Given information:
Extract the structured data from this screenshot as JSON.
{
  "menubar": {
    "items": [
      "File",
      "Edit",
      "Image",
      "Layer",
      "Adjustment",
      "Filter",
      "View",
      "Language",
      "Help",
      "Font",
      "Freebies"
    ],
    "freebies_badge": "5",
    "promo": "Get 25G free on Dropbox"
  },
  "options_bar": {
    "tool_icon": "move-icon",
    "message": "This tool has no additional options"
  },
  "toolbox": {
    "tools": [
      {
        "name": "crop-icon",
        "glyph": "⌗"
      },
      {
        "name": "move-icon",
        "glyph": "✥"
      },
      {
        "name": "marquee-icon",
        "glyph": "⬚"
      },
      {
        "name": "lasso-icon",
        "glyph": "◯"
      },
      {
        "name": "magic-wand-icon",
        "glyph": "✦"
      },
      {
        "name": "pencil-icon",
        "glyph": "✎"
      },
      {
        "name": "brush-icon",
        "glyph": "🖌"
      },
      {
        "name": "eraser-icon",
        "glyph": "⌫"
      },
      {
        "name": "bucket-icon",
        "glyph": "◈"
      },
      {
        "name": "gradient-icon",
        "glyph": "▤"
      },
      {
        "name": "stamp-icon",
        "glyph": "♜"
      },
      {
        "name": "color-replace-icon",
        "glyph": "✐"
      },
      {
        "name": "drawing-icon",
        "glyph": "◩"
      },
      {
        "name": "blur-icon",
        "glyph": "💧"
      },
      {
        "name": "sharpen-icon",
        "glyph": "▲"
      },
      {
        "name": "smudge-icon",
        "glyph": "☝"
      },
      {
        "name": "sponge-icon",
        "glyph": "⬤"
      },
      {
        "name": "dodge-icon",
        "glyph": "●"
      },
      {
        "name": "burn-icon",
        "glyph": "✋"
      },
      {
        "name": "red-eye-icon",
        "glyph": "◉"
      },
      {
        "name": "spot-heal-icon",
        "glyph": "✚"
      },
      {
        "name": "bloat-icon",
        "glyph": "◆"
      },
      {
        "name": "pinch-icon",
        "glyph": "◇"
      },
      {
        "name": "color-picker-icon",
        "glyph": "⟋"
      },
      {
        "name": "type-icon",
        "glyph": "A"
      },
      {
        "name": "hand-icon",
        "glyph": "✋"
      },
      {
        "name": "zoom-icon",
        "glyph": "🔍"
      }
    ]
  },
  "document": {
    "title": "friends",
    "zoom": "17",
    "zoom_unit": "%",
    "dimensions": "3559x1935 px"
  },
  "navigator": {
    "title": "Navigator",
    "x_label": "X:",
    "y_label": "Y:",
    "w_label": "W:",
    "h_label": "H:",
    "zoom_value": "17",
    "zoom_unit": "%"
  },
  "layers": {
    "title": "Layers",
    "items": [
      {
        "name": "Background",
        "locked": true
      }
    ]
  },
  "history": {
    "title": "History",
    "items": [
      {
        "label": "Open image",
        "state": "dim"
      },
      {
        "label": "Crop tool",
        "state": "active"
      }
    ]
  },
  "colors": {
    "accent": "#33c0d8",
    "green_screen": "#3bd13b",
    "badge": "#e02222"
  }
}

Task description: Show the lines of the records that contain the word "title".

Solved problem:
    "title": "friends",
    "title": "Navigator",
    "title": "Layers",
    "title": "History",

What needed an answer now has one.